### Extracted records
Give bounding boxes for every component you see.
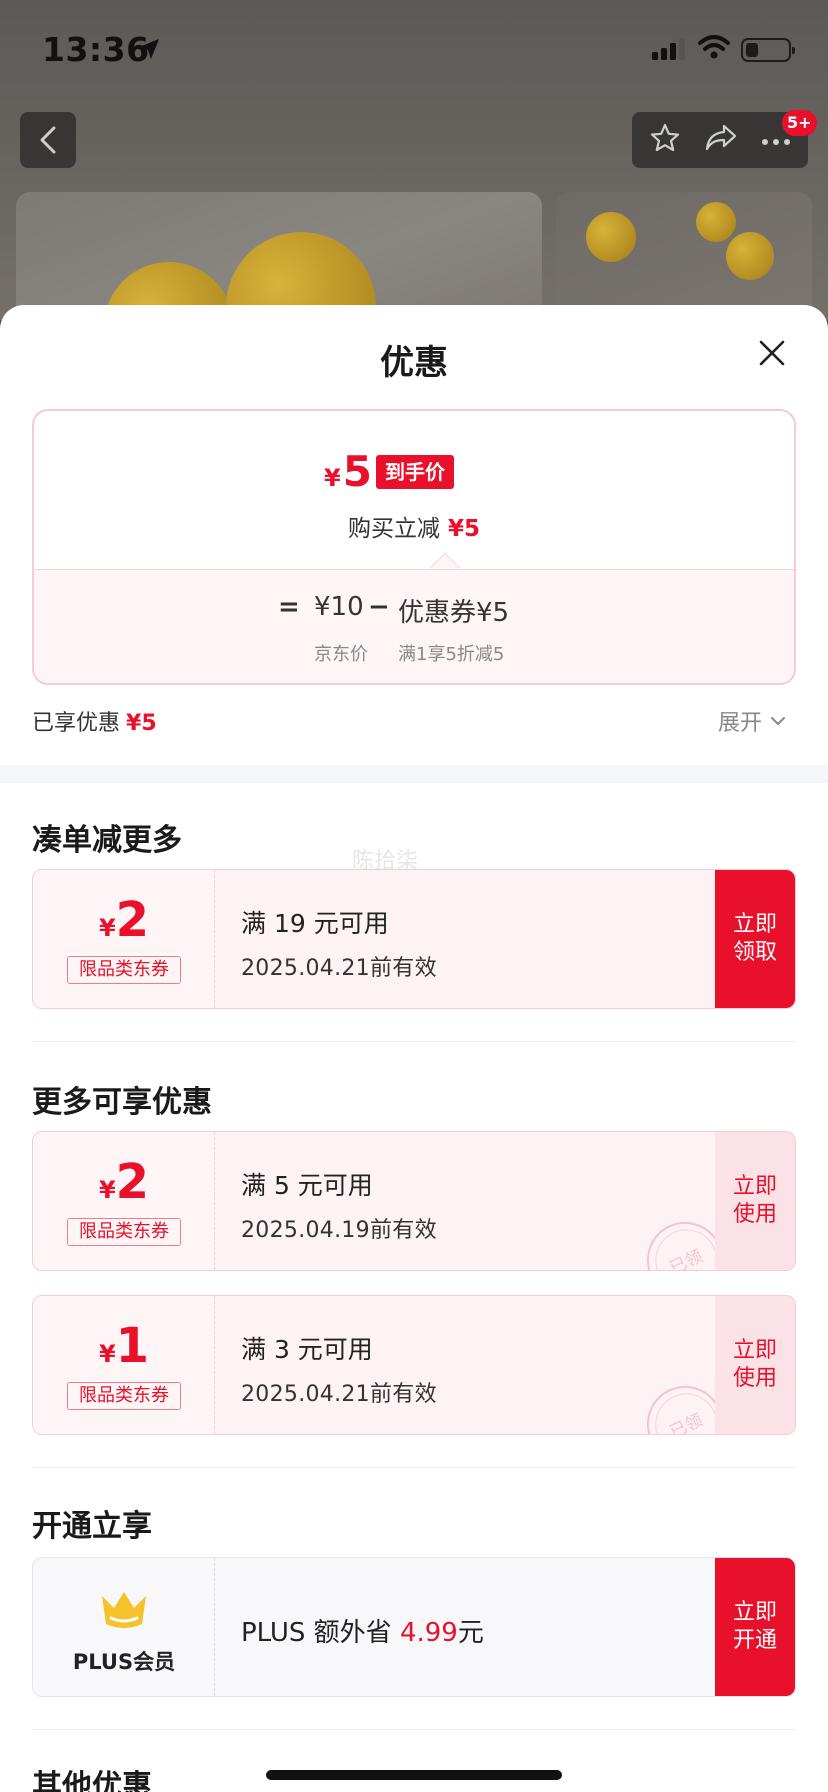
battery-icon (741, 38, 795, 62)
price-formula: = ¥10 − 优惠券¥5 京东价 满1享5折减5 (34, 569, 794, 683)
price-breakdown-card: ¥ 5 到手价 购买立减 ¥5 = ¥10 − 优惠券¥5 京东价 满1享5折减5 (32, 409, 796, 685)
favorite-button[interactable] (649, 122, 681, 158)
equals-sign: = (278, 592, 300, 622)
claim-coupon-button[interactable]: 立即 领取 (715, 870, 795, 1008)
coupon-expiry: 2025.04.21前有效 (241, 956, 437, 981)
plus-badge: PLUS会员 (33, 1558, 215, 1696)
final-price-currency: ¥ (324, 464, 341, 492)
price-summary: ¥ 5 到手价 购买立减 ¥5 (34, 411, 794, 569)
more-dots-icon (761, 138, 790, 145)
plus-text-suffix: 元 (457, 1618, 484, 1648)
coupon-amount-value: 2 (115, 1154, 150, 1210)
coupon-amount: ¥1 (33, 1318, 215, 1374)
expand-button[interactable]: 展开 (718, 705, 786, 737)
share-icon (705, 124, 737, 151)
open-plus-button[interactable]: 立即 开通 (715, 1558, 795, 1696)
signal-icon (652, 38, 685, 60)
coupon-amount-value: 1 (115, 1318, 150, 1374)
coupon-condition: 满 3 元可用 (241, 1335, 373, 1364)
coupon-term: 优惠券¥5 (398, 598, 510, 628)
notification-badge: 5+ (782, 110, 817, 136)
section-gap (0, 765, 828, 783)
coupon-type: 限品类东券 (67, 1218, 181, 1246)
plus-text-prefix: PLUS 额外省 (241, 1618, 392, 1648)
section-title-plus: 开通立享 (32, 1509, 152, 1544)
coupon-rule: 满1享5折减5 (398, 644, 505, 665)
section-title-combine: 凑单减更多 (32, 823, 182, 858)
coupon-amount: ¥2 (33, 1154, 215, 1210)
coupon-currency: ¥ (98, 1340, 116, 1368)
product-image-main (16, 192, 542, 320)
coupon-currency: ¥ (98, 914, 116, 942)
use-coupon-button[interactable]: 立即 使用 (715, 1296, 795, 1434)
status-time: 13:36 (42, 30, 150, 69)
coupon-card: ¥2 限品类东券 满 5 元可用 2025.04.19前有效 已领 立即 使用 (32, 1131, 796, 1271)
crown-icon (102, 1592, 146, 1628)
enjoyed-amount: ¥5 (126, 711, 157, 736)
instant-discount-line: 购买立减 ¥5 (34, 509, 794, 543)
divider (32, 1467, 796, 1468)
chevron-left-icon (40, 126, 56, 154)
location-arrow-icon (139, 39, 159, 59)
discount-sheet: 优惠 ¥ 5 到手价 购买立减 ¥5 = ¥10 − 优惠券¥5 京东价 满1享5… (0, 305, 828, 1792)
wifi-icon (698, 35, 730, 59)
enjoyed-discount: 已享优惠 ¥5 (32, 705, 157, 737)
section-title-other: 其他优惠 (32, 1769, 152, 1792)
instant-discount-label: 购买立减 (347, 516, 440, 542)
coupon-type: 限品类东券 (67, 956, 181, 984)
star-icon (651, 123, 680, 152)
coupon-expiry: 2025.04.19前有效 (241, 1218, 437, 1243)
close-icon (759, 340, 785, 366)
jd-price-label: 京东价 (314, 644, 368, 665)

### Objective
Copy out each line above that contains the string "plus".

### Full solution
plus-badge: PLUS会员 (33, 1558, 215, 1696)
plus-text-suffix: 元 (457, 1618, 484, 1648)
open-plus-button[interactable]: 立即 开通 (715, 1558, 795, 1696)
plus-text-prefix: PLUS 额外省 (241, 1618, 392, 1648)
section-title-plus: 开通立享 (32, 1509, 152, 1544)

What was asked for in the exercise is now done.